## WORK REQUIRED:
Pick out all lines of the entries that include the word "оренди" and copy them.

## SOURCE MATERIAL:
::::

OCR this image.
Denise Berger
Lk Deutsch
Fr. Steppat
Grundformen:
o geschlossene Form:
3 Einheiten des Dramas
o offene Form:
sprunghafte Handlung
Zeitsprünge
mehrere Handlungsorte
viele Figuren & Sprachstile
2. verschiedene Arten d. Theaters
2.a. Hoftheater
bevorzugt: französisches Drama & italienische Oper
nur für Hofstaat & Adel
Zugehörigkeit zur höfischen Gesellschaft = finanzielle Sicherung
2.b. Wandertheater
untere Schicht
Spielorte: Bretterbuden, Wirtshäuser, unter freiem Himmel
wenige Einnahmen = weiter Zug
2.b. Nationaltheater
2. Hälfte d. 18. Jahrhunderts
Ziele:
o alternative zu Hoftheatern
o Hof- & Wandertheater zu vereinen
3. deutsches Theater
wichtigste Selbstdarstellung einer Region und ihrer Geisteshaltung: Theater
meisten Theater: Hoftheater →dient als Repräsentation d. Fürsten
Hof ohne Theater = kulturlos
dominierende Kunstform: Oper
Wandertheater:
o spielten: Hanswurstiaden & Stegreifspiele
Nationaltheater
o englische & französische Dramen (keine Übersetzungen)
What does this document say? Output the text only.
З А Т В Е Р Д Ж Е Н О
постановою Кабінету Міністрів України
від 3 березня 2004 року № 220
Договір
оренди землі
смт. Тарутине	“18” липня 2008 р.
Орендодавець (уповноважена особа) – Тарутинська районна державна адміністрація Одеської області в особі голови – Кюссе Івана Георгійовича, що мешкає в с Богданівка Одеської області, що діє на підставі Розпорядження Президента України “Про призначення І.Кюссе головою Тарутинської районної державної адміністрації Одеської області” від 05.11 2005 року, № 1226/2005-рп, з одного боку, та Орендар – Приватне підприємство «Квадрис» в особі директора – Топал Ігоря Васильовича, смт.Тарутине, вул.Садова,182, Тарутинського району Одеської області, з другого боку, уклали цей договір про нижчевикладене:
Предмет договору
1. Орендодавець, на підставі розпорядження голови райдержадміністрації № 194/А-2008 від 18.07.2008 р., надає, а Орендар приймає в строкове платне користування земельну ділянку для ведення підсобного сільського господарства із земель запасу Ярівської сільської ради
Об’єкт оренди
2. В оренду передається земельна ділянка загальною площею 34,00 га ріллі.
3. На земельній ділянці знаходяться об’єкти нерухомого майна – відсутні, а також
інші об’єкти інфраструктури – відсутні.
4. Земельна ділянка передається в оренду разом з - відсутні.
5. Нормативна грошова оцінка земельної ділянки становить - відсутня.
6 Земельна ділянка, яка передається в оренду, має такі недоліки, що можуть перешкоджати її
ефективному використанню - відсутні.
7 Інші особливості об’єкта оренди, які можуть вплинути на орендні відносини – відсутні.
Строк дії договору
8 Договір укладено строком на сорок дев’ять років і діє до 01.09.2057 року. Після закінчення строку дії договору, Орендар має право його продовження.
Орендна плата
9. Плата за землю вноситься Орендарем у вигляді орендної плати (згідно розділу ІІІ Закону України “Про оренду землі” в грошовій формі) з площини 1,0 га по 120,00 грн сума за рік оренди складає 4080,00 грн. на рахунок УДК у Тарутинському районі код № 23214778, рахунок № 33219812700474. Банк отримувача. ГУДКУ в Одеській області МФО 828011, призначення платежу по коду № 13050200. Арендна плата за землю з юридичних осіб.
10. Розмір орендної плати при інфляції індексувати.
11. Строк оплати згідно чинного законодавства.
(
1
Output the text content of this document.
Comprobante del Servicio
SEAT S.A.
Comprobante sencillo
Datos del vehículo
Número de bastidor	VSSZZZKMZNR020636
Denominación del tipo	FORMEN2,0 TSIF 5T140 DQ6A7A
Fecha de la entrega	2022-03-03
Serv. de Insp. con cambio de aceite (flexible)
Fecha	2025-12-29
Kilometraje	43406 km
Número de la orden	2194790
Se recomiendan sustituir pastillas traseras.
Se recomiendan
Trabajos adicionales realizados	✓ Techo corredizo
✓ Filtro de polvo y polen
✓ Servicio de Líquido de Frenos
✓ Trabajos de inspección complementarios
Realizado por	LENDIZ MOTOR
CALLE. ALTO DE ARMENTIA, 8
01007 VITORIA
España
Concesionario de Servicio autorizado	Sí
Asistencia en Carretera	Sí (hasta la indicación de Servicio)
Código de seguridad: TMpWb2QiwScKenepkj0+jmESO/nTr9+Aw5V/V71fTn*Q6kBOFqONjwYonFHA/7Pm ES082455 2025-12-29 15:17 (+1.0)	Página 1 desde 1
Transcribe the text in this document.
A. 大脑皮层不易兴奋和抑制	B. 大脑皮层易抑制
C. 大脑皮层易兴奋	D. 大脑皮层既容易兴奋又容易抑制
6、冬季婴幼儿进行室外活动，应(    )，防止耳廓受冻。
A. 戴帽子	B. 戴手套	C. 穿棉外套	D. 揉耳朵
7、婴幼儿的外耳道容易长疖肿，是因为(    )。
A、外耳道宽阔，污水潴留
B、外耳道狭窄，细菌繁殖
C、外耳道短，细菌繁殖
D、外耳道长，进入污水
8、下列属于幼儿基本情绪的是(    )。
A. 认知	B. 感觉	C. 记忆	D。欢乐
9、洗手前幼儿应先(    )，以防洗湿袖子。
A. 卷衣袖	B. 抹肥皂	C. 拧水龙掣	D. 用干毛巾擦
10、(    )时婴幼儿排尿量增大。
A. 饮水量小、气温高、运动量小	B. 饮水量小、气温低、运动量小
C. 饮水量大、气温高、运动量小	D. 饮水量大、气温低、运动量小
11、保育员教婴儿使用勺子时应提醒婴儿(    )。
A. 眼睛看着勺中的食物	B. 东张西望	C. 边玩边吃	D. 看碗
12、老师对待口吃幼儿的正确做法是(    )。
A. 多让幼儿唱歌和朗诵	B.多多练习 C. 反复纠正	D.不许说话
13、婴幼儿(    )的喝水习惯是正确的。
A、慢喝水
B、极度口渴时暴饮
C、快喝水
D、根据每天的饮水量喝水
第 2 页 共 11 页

::::

## EXERCISE OUTPUT:
оренди землі
Об’єкт оренди
7 Інші особливості об’єкта оренди, які можуть вплинути на орендні відносини – відсутні.
9. Плата за землю вноситься Орендарем у вигляді орендної плати (згідно розділу ІІІ Закону України “Про оренду землі” в грошовій формі) з площини 1,0 га по 120,00 грн сума за рік оренди складає 4080,00 грн. на рахунок УДК у Тарутинському районі код № 23214778, рахунок № 33219812700474. Банк отримувача. ГУДКУ в Одеській області МФО 828011, призначення платежу по коду № 13050200. Арендна плата за землю з юридичних осіб.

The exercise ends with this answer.